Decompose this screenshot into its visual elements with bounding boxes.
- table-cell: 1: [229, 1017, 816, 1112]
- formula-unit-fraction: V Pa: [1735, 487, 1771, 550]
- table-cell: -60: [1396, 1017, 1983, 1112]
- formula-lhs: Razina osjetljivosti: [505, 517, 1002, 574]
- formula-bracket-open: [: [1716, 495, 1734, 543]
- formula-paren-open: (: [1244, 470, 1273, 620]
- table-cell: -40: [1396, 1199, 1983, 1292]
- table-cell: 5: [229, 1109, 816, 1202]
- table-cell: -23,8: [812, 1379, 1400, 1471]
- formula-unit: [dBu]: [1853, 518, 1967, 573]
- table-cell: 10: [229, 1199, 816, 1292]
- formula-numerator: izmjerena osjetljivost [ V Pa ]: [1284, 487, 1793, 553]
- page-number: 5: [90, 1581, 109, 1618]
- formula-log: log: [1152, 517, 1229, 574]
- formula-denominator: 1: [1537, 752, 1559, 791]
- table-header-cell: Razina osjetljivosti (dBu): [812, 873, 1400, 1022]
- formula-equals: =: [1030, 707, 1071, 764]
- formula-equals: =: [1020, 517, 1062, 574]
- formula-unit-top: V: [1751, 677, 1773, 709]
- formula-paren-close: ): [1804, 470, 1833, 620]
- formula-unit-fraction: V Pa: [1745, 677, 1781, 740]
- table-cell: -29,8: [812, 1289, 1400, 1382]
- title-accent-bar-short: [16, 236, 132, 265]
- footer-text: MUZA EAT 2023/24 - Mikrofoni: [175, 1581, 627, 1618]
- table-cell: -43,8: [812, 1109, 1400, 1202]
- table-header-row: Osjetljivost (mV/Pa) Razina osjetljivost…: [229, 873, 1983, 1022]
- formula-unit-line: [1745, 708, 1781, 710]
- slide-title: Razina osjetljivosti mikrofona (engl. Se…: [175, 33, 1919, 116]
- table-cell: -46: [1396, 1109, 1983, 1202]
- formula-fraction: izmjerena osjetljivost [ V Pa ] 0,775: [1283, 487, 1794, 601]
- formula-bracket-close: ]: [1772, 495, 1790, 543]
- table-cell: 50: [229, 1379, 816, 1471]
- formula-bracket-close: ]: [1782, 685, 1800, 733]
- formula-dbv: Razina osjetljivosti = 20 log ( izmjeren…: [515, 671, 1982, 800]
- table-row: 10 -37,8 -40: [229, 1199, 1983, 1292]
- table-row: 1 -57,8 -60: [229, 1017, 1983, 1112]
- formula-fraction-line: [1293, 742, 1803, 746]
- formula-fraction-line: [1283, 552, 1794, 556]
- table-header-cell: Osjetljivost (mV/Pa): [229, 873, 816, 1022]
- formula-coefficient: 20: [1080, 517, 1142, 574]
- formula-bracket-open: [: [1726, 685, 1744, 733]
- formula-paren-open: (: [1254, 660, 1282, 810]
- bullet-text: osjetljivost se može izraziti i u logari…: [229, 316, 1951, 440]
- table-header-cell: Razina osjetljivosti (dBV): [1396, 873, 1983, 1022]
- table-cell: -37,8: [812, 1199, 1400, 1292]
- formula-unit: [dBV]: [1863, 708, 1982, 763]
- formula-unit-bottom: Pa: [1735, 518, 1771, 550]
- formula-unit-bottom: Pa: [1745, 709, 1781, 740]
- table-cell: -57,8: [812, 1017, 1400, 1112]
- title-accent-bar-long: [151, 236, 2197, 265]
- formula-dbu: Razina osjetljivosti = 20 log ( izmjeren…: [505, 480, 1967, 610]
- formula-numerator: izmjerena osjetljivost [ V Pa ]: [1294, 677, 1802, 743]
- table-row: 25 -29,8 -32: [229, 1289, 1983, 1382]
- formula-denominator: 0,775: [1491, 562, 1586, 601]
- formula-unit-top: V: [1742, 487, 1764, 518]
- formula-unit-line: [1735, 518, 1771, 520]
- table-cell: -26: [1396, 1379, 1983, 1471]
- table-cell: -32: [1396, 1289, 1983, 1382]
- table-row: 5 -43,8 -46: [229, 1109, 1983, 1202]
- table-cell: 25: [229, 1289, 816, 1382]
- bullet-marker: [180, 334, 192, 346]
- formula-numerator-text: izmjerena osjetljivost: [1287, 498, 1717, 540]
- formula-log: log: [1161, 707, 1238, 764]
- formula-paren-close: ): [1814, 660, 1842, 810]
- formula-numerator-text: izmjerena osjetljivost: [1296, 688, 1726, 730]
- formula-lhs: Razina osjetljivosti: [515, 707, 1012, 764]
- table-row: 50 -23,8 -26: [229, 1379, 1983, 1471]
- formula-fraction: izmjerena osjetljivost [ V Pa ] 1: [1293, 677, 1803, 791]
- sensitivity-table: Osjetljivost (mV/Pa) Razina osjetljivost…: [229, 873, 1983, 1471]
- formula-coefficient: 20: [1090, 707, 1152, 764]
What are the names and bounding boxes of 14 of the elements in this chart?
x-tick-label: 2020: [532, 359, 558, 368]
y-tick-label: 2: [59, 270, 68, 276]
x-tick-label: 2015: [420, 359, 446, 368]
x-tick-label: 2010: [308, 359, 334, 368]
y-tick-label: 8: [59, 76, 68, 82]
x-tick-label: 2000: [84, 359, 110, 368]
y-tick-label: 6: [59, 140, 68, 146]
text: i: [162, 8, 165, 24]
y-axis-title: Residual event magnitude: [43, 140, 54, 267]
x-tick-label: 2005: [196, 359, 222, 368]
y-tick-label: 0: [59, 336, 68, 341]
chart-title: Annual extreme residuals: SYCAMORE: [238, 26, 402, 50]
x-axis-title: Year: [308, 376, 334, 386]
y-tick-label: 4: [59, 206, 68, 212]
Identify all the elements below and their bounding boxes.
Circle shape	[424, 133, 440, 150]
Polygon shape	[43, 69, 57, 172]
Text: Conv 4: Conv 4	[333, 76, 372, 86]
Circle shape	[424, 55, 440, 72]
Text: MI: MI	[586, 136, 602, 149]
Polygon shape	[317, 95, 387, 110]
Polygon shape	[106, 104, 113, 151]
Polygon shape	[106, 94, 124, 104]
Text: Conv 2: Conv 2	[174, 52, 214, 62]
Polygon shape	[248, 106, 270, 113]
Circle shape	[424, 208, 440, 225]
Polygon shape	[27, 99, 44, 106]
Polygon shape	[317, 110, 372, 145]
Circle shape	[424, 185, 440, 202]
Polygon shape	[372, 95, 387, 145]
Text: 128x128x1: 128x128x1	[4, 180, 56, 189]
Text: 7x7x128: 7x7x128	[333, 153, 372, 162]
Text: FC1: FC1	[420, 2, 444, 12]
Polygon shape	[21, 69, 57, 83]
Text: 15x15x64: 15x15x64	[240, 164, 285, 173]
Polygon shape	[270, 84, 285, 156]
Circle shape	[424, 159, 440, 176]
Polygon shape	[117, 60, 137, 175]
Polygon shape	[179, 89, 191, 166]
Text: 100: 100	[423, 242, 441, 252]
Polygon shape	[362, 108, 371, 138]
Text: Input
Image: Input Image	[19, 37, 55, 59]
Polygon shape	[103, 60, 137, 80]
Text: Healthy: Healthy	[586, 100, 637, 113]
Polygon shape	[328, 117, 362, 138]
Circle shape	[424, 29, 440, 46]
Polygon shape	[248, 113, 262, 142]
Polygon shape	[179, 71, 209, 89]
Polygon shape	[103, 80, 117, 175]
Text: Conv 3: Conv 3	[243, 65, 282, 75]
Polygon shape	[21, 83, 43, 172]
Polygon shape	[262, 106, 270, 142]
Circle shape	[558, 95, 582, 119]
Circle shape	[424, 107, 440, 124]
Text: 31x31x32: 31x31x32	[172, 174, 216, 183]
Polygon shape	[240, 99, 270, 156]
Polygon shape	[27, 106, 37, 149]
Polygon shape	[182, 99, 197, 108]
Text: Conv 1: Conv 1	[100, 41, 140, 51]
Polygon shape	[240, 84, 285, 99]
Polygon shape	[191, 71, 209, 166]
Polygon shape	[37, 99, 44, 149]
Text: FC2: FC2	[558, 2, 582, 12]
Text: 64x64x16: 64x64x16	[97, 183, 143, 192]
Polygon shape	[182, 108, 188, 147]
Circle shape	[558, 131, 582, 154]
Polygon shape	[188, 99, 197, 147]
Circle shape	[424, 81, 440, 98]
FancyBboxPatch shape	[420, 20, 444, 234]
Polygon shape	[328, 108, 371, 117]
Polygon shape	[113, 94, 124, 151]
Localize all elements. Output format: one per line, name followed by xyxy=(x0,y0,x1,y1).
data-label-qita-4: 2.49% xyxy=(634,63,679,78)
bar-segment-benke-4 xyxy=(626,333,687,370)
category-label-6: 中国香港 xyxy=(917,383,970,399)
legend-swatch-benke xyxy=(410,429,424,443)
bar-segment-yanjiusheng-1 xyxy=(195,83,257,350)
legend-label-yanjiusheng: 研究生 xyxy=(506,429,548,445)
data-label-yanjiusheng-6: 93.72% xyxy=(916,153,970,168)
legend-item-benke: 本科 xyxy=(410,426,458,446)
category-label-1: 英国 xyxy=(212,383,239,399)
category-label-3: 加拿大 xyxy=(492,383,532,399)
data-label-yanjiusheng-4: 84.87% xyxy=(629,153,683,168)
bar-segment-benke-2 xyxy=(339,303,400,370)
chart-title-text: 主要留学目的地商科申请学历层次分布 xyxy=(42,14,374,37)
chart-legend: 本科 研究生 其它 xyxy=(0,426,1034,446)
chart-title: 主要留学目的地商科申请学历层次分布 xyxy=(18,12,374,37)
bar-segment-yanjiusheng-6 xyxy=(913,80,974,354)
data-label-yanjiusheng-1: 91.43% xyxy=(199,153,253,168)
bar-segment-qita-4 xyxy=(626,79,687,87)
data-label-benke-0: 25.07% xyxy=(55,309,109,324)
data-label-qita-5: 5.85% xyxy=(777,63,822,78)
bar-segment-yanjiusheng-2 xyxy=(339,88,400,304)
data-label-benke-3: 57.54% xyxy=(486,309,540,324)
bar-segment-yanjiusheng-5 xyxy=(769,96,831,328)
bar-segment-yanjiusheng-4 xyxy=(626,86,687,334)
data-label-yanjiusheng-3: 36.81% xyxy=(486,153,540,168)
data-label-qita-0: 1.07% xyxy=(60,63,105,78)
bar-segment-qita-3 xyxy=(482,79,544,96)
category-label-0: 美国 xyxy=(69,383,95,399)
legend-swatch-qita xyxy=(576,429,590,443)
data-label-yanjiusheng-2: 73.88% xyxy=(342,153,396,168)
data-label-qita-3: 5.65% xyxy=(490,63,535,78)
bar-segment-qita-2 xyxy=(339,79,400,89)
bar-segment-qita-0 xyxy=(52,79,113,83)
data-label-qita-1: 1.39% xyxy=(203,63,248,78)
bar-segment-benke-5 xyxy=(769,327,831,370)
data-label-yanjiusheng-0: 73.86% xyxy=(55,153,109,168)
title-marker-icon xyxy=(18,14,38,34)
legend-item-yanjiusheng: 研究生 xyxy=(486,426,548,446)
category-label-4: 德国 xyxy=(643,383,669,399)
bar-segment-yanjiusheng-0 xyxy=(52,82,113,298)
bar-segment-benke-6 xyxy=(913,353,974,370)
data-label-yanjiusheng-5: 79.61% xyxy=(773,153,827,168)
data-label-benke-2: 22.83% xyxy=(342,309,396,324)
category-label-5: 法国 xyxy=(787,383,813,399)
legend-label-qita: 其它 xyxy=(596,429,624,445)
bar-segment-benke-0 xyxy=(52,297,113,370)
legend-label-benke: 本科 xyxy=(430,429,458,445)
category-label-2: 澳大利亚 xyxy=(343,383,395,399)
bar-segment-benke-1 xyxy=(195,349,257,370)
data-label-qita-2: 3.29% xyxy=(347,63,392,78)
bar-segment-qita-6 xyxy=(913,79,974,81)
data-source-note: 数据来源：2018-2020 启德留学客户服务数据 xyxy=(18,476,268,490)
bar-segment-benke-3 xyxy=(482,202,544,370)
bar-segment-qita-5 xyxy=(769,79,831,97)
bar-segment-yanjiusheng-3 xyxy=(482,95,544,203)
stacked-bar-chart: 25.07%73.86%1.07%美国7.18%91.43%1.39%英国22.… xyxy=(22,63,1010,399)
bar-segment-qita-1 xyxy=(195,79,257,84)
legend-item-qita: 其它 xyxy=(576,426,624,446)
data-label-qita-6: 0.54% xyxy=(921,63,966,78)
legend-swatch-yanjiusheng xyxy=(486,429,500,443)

______________________________

■ YOUR OBJECTIVE: Lay out as a numbered list the lines starting at the first line of the records and ending at the line that contains "- table-cell: 5: [229, 1109, 816, 1202]", both included, with blank lines left out.

■ WORKED ANSWER:
1. Decompose this screenshot into its visual elements with bounding boxes.
2. - table-cell: 1: [229, 1017, 816, 1112]
3. - formula-unit-fraction: V Pa: [1735, 487, 1771, 550]
4. - table-cell: -60: [1396, 1017, 1983, 1112]
5. - formula-lhs: Razina osjetljivosti: [505, 517, 1002, 574]
6. - formula-bracket-open: [: [1716, 495, 1734, 543]
7. - formula-paren-open: (: [1244, 470, 1273, 620]
8. - table-cell: -40: [1396, 1199, 1983, 1292]
9. - table-cell: 5: [229, 1109, 816, 1202]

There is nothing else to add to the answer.